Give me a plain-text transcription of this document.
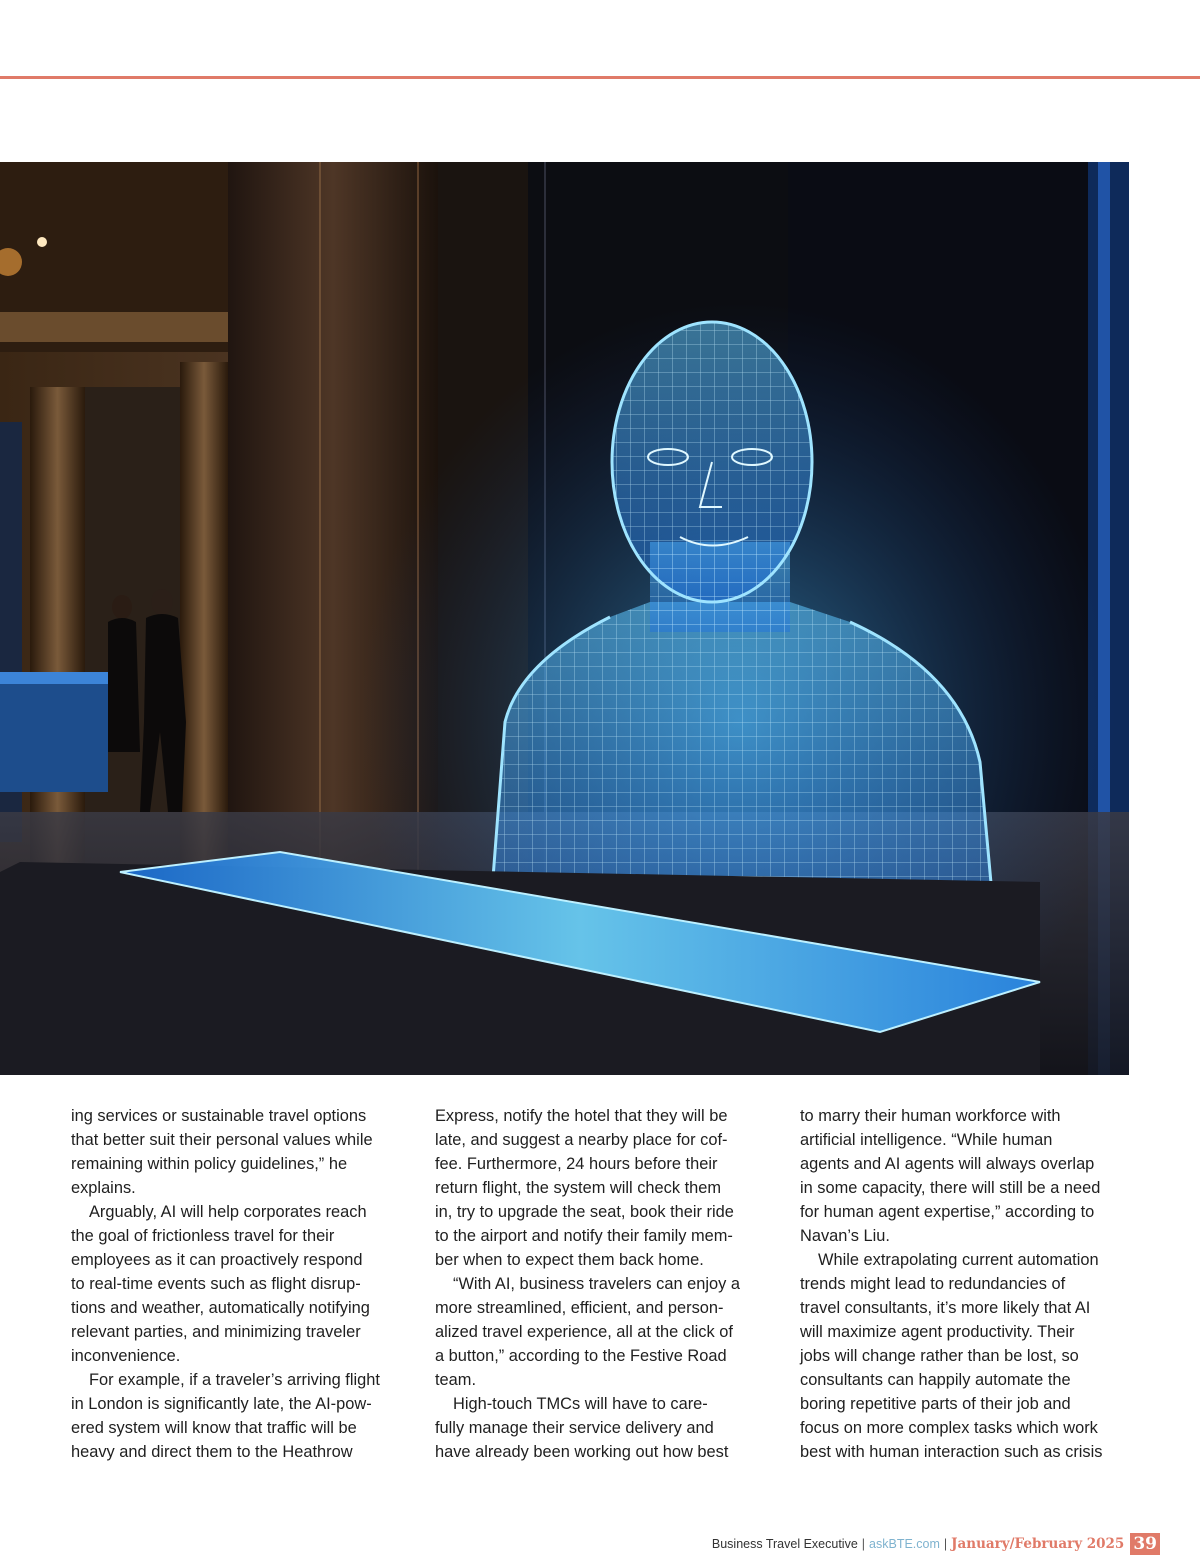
ing services or sustainable travel options
that better suit their personal values while
remaining within policy guidelines,” he
explains.

Arguably, AI will help corporates reach
the goal of frictionless travel for their
employees as it can proactively respond
to real-time events such as flight disrup-
tions and weather, automatically notifying
relevant parties, and minimizing traveler
inconvenience.

For example, if a traveler’s arriving flight
in London is significantly late, the AI-pow-
ered system will know that traffic will be
heavy and direct them to the Heathrow

Express, notify the hotel that they will be
late, and suggest a nearby place for cof-
fee. Furthermore, 24 hours before their
return flight, the system will check them
in, try to upgrade the seat, book their ride
to the airport and notify their family mem-
ber when to expect them back home.

“With AI, business travelers can enjoy a
more streamlined, efficient, and person-
alized travel experience, all at the click of
a button,” according to the Festive Road
team.

High-touch TMCs will have to care-
fully manage their service delivery and
have already been working out how best

to marry their human workforce with
artificial intelligence. “While human
agents and AI agents will always overlap
in some capacity, there will still be a need
for human agent expertise,” according to
Navan’s Liu.

While extrapolating current automation
trends might lead to redundancies of
travel consultants, it’s more likely that AI
will maximize agent productivity. Their
jobs will change rather than be lost, so
consultants can happily automate the
boring repetitive parts of their job and
focus on more complex tasks which work
best with human interaction such as crisis

Business Travel Executive | askBTE.com | January/February 2025 39
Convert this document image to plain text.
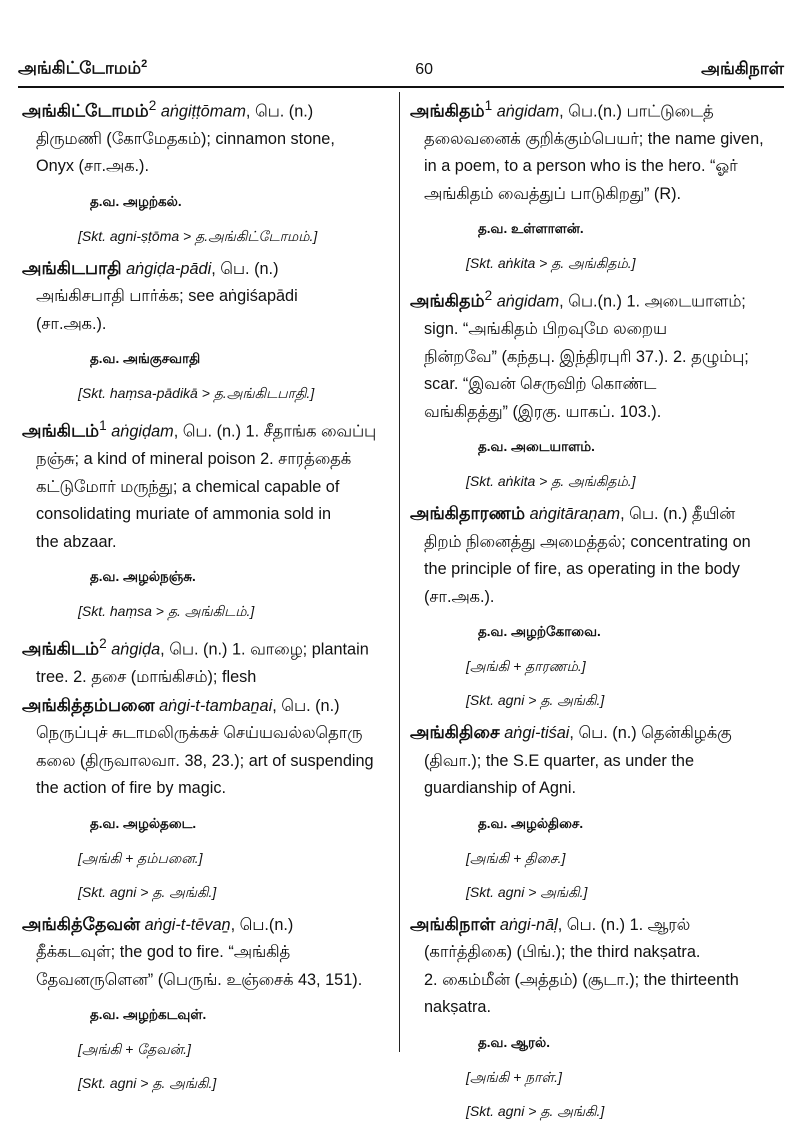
அங்கிட்டோமம்$^2$	60	அங்கிநாள்
அங்கிட்டோமம்$^2$ aṅgiṭṭōmam, பெ. (n.)
திருமணி (கோமேதகம்); cinnamon stone,
Onyx (சா.அக.).
த.வ. அழற்கல்.
[Skt. agni-ṣṭōma > த.அங்கிட்டோமம்.]
அங்கிடபாதி aṅgiḍa-pādi, பெ. (n.)
அங்கிசபாதி பார்க்க; see aṅgiśapādi
(சா.அக.).
த.வ. அங்குசவாதி
[Skt. haṃsa-pādikā > த.அங்கிடபாதி.]
அங்கிடம்$^1$ aṅgiḍam, பெ. (n.) 1. சீதாங்க வைப்பு
நஞ்சு; a kind of mineral poison 2. சாரத்தைக்
கட்டுமோர் மருந்து; a chemical capable of
consolidating muriate of ammonia sold in
the abzaar.
த.வ. அழல்நஞ்சு.
[Skt. haṃsa > த. அங்கிடம்.]
அங்கிடம்$^2$ aṅgiḍa, பெ. (n.) 1. வாழை; plantain
tree. 2. தசை (மாங்கிசம்); flesh
அங்கித்தம்பனை aṅgi-t-tambaṉai, பெ. (n.)
நெருப்புச் சுடாமலிருக்கச் செய்யவல்லதொரு
கலை (திருவாலவா. 38, 23.); art of suspending
the action of fire by magic.
த.வ. அழல்தடை.
[அங்கி + தம்பனை.]
[Skt. agni > த. அங்கி.]
அங்கித்தேவன் aṅgi-t-tēvaṉ, பெ.(n.)
தீக்கடவுள்; the god to fire. “அங்கித்
தேவனருளென” (பெருங். உஞ்சைக் 43, 151).
த.வ. அழற்கடவுள்.
[அங்கி + தேவன்.]
[Skt. agni > த. அங்கி.]
அங்கிதம்$^1$ aṅgidam, பெ.(n.) பாட்டுடைத்
தலைவனைக் குறிக்கும்பெயர்; the name given,
in a poem, to a person who is the hero. “ஓர்
அங்கிதம் வைத்துப் பாடுகிறது” (R).
த.வ. உள்ளாளன்.
[Skt. aṅkita > த. அங்கிதம்.]
அங்கிதம்$^2$ aṅgidam, பெ.(n.) 1. அடையாளம்;
sign. “அங்கிதம் பிறவுமே லறைய
நின்றவே” (கந்தபு. இந்திரபுரி 37.). 2. தழும்பு;
scar. “இவன் செருவிற் கொண்ட
வங்கிதத்து” (இரகு. யாகப். 103.).
த.வ. அடையாளம்.
[Skt. aṅkita > த. அங்கிதம்.]
அங்கிதாரணம் aṅgitāraṇam, பெ. (n.) தீயின்
திறம் நினைத்து அமைத்தல்; concentrating on
the principle of fire, as operating in the body
(சா.அக.).
த.வ. அழற்கோவை.
[அங்கி + தாரணம்.]
[Skt. agni > த. அங்கி.]
அங்கிதிசை aṅgi-tiśai, பெ. (n.) தென்கிழக்கு
(திவா.); the S.E quarter, as under the
guardianship of Agni.
த.வ. அழல்திசை.
[அங்கி + திசை.]
[Skt. agni > அங்கி.]
அங்கிநாள் aṅgi-nāḷ, பெ. (n.) 1. ஆரல்
(கார்த்திகை) (பிங்.); the third nakṣatra.
2. கைம்மீன் (அத்தம்) (சூடா.); the thirteenth
nakṣatra.
த.வ. ஆரல்.
[அங்கி + நாள்.]
[Skt. agni > த. அங்கி.]
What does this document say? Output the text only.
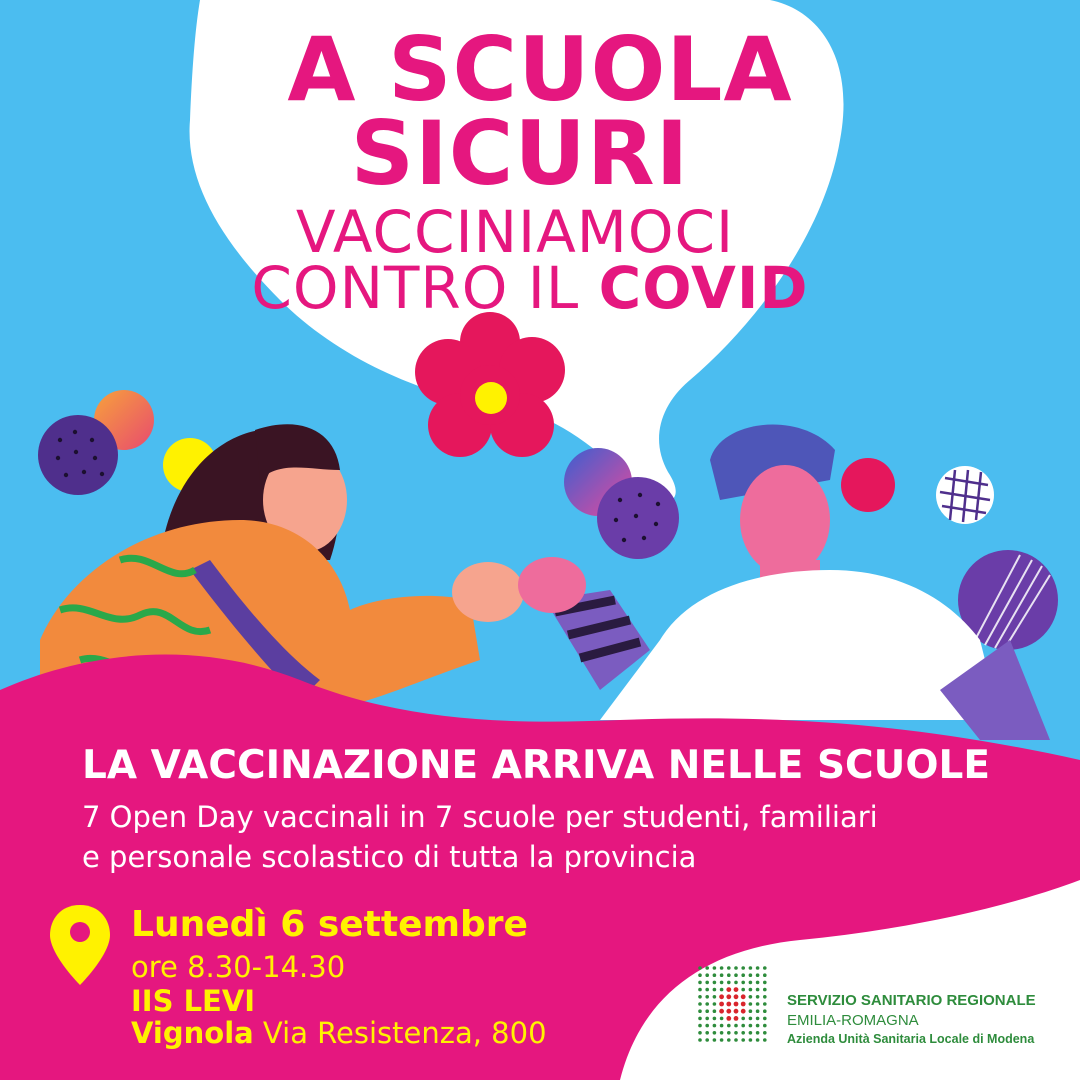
A SCUOLA

SICURI

VACCINIAMOCI

CONTRO IL COVID

LA VACCINAZIONE ARRIVA NELLE SCUOLE

7 Open Day vaccinali in 7 scuole per studenti, familiari

e personale scolastico di tutta la provincia

Lunedì 6 settembre

ore 8.30-14.30

IIS LEVI

Vignola Via Resistenza, 800

SERVIZIO SANITARIO REGIONALE

EMILIA-ROMAGNA

Azienda Unità Sanitaria Locale di Modena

### Your goal:
Transcribe the full listing character for character. Pictures are excluded.

### Exercise output:
Give me a plain-text transcription of this document.
ing services or sustainable travel options
that better suit their personal values while
remaining within policy guidelines,” he
explains.

Arguably, AI will help corporates reach
the goal of frictionless travel for their
employees as it can proactively respond
to real-time events such as flight disrup-
tions and weather, automatically notifying
relevant parties, and minimizing traveler
inconvenience.

For example, if a traveler’s arriving flight
in London is significantly late, the AI-pow-
ered system will know that traffic will be
heavy and direct them to the Heathrow

Express, notify the hotel that they will be
late, and suggest a nearby place for cof-
fee. Furthermore, 24 hours before their
return flight, the system will check them
in, try to upgrade the seat, book their ride
to the airport and notify their family mem-
ber when to expect them back home.

“With AI, business travelers can enjoy a
more streamlined, efficient, and person-
alized travel experience, all at the click of
a button,” according to the Festive Road
team.

High-touch TMCs will have to care-
fully manage their service delivery and
have already been working out how best

to marry their human workforce with
artificial intelligence. “While human
agents and AI agents will always overlap
in some capacity, there will still be a need
for human agent expertise,” according to
Navan’s Liu.

While extrapolating current automation
trends might lead to redundancies of
travel consultants, it’s more likely that AI
will maximize agent productivity. Their
jobs will change rather than be lost, so
consultants can happily automate the
boring repetitive parts of their job and
focus on more complex tasks which work
best with human interaction such as crisis

Business Travel Executive | askBTE.com | January/February 2025 39
Convert this document image to plain text.
அங்கிட்டோமம்$^2$	60	அங்கிநாள்
அங்கிட்டோமம்$^2$ aṅgiṭṭōmam, பெ. (n.)
திருமணி (கோமேதகம்); cinnamon stone,
Onyx (சா.அக.).
த.வ. அழற்கல்.
[Skt. agni-ṣṭōma > த.அங்கிட்டோமம்.]
அங்கிடபாதி aṅgiḍa-pādi, பெ. (n.)
அங்கிசபாதி பார்க்க; see aṅgiśapādi
(சா.அக.).
த.வ. அங்குசவாதி
[Skt. haṃsa-pādikā > த.அங்கிடபாதி.]
அங்கிடம்$^1$ aṅgiḍam, பெ. (n.) 1. சீதாங்க வைப்பு
நஞ்சு; a kind of mineral poison 2. சாரத்தைக்
கட்டுமோர் மருந்து; a chemical capable of
consolidating muriate of ammonia sold in
the abzaar.
த.வ. அழல்நஞ்சு.
[Skt. haṃsa > த. அங்கிடம்.]
அங்கிடம்$^2$ aṅgiḍa, பெ. (n.) 1. வாழை; plantain
tree. 2. தசை (மாங்கிசம்); flesh
அங்கித்தம்பனை aṅgi-t-tambaṉai, பெ. (n.)
நெருப்புச் சுடாமலிருக்கச் செய்யவல்லதொரு
கலை (திருவாலவா. 38, 23.); art of suspending
the action of fire by magic.
த.வ. அழல்தடை.
[அங்கி + தம்பனை.]
[Skt. agni > த. அங்கி.]
அங்கித்தேவன் aṅgi-t-tēvaṉ, பெ.(n.)
தீக்கடவுள்; the god to fire. “அங்கித்
தேவனருளென” (பெருங். உஞ்சைக் 43, 151).
த.வ. அழற்கடவுள்.
[அங்கி + தேவன்.]
[Skt. agni > த. அங்கி.]
அங்கிதம்$^1$ aṅgidam, பெ.(n.) பாட்டுடைத்
தலைவனைக் குறிக்கும்பெயர்; the name given,
in a poem, to a person who is the hero. “ஓர்
அங்கிதம் வைத்துப் பாடுகிறது” (R).
த.வ. உள்ளாளன்.
[Skt. aṅkita > த. அங்கிதம்.]
அங்கிதம்$^2$ aṅgidam, பெ.(n.) 1. அடையாளம்;
sign. “அங்கிதம் பிறவுமே லறைய
நின்றவே” (கந்தபு. இந்திரபுரி 37.). 2. தழும்பு;
scar. “இவன் செருவிற் கொண்ட
வங்கிதத்து” (இரகு. யாகப். 103.).
த.வ. அடையாளம்.
[Skt. aṅkita > த. அங்கிதம்.]
அங்கிதாரணம் aṅgitāraṇam, பெ. (n.) தீயின்
திறம் நினைத்து அமைத்தல்; concentrating on
the principle of fire, as operating in the body
(சா.அக.).
த.வ. அழற்கோவை.
[அங்கி + தாரணம்.]
[Skt. agni > த. அங்கி.]
அங்கிதிசை aṅgi-tiśai, பெ. (n.) தென்கிழக்கு
(திவா.); the S.E quarter, as under the
guardianship of Agni.
த.வ. அழல்திசை.
[அங்கி + திசை.]
[Skt. agni > அங்கி.]
அங்கிநாள் aṅgi-nāḷ, பெ. (n.) 1. ஆரல்
(கார்த்திகை) (பிங்.); the third nakṣatra.
2. கைம்மீன் (அத்தம்) (சூடா.); the thirteenth
nakṣatra.
த.வ. ஆரல்.
[அங்கி + நாள்.]
[Skt. agni > த. அங்கி.]
What does this document say? Output the text only.
A SCUOLA

SICURI

VACCINIAMOCI

CONTRO IL COVID

LA VACCINAZIONE ARRIVA NELLE SCUOLE

7 Open Day vaccinali in 7 scuole per studenti, familiari

e personale scolastico di tutta la provincia

Lunedì 6 settembre

ore 8.30-14.30

IIS LEVI

Vignola Via Resistenza, 800

SERVIZIO SANITARIO REGIONALE

EMILIA-ROMAGNA

Azienda Unità Sanitaria Locale di Modena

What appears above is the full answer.